RECORD SET
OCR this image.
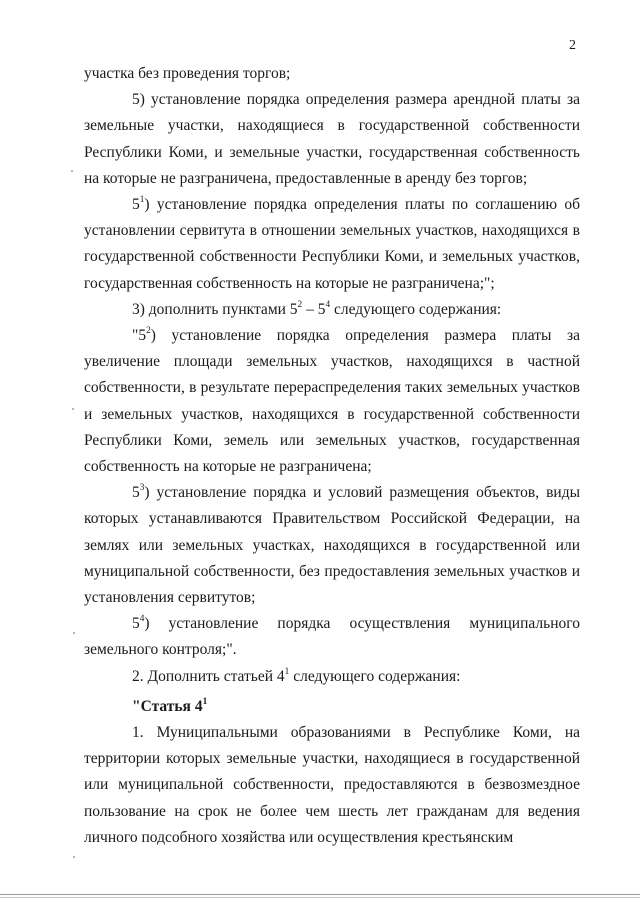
2

участка без проведения торгов;

5) установление порядка определения размера арендной платы за земельные участки, находящиеся в государственной собственности Республики Коми, и земельные участки, государственная собственность на которые не разграничена, предоставленные в аренду без торгов;

$5^1$) установление порядка определения платы по соглашению об установлении сервитута в отношении земельных участков, находящихся в государственной собственности Республики Коми, и земельных участков, государственная собственность на которые не разграничена;";

3) дополнить пунктами $5^2 - 5^4$ следующего содержания:

"$5^2$) установление порядка определения размера платы за увеличение площади земельных участков, находящихся в частной собственности, в результате перераспределения таких земельных участков и земельных участков, находящихся в государственной собственности Республики Коми, земель или земельных участков, государственная собственность на которые не разграничена;

$5^3$) установление порядка и условий размещения объектов, виды которых устанавливаются Правительством Российской Федерации, на землях или земельных участках, находящихся в государственной или муниципальной собственности, без предоставления земельных участков и установления сервитутов;

$5^4$) установление порядка осуществления муниципального земельного контроля;".

2. Дополнить статьей $4^1$ следующего содержания:

"Статья $4^1$

1. Муниципальными образованиями в Республике Коми, на территории которых земельные участки, находящиеся в государственной или муниципальной собственности, предоставляются в безвозмездное пользование на срок не более чем шесть лет гражданам для ведения личного подсобного хозяйства или осуществления крестьянским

EXERCISE PROMPT
Reproduce every record above exactly, but leave out the pictures.

RIGHT ANSWER
OCR this image.
2

участка без проведения торгов;

5) установление порядка определения размера арендной платы за земельные участки, находящиеся в государственной собственности Республики Коми, и земельные участки, государственная собственность на которые не разграничена, предоставленные в аренду без торгов;

$5^1$) установление порядка определения платы по соглашению об установлении сервитута в отношении земельных участков, находящихся в государственной собственности Республики Коми, и земельных участков, государственная собственность на которые не разграничена;";

3) дополнить пунктами $5^2 - 5^4$ следующего содержания:

"$5^2$) установление порядка определения размера платы за увеличение площади земельных участков, находящихся в частной собственности, в результате перераспределения таких земельных участков и земельных участков, находящихся в государственной собственности Республики Коми, земель или земельных участков, государственная собственность на которые не разграничена;

$5^3$) установление порядка и условий размещения объектов, виды которых устанавливаются Правительством Российской Федерации, на землях или земельных участках, находящихся в государственной или муниципальной собственности, без предоставления земельных участков и установления сервитутов;

$5^4$) установление порядка осуществления муниципального земельного контроля;".

2. Дополнить статьей $4^1$ следующего содержания:

"Статья $4^1$

1. Муниципальными образованиями в Республике Коми, на территории которых земельные участки, находящиеся в государственной или муниципальной собственности, предоставляются в безвозмездное пользование на срок не более чем шесть лет гражданам для ведения личного подсобного хозяйства или осуществления крестьянским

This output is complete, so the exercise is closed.